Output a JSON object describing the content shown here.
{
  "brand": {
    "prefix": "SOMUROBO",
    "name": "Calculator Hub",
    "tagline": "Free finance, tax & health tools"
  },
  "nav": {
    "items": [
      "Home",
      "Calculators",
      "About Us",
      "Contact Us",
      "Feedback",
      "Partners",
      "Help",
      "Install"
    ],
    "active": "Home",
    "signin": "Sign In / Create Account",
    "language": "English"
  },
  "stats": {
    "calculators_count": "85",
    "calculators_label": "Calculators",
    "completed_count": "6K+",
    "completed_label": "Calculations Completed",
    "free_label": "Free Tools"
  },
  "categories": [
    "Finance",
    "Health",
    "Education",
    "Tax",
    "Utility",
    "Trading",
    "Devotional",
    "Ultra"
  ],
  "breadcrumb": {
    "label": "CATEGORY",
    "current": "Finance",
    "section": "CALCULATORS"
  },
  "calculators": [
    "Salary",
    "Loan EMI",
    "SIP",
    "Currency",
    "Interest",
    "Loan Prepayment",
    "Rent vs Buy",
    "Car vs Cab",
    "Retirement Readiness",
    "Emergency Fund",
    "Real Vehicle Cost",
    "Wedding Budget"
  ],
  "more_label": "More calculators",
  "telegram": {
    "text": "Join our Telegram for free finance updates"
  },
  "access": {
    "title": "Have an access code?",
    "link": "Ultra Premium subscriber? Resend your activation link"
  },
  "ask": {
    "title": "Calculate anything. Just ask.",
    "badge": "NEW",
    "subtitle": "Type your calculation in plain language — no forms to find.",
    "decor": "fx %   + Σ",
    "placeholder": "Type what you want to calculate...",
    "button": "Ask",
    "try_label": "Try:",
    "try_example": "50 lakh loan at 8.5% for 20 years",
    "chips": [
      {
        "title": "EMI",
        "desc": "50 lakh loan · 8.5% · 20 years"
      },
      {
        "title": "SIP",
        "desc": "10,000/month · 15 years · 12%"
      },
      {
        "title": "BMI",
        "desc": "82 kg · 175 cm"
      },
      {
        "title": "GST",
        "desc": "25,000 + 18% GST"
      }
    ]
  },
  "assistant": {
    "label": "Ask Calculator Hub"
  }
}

:: Stated task ::
Copy each record from above exactly, and include every line.

:: Solution to this exercise ::
Output a JSON object describing the content shown here.
{
  "brand": {
    "prefix": "SOMUROBO",
    "name": "Calculator Hub",
    "tagline": "Free finance, tax & health tools"
  },
  "nav": {
    "items": [
      "Home",
      "Calculators",
      "About Us",
      "Contact Us",
      "Feedback",
      "Partners",
      "Help",
      "Install"
    ],
    "active": "Home",
    "signin": "Sign In / Create Account",
    "language": "English"
  },
  "stats": {
    "calculators_count": "85",
    "calculators_label": "Calculators",
    "completed_count": "6K+",
    "completed_label": "Calculations Completed",
    "free_label": "Free Tools"
  },
  "categories": [
    "Finance",
    "Health",
    "Education",
    "Tax",
    "Utility",
    "Trading",
    "Devotional",
    "Ultra"
  ],
  "breadcrumb": {
    "label": "CATEGORY",
    "current": "Finance",
    "section": "CALCULATORS"
  },
  "calculators": [
    "Salary",
    "Loan EMI",
    "SIP",
    "Currency",
    "Interest",
    "Loan Prepayment",
    "Rent vs Buy",
    "Car vs Cab",
    "Retirement Readiness",
    "Emergency Fund",
    "Real Vehicle Cost",
    "Wedding Budget"
  ],
  "more_label": "More calculators",
  "telegram": {
    "text": "Join our Telegram for free finance updates"
  },
  "access": {
    "title": "Have an access code?",
    "link": "Ultra Premium subscriber? Resend your activation link"
  },
  "ask": {
    "title": "Calculate anything. Just ask.",
    "badge": "NEW",
    "subtitle": "Type your calculation in plain language — no forms to find.",
    "decor": "fx %   + Σ",
    "placeholder": "Type what you want to calculate...",
    "button": "Ask",
    "try_label": "Try:",
    "try_example": "50 lakh loan at 8.5% for 20 years",
    "chips": [
      {
        "title": "EMI",
        "desc": "50 lakh loan · 8.5% · 20 years"
      },
      {
        "title": "SIP",
        "desc": "10,000/month · 15 years · 12%"
      },
      {
        "title": "BMI",
        "desc": "82 kg · 175 cm"
      },
      {
        "title": "GST",
        "desc": "25,000 + 18% GST"
      }
    ]
  },
  "assistant": {
    "label": "Ask Calculator Hub"
  }
}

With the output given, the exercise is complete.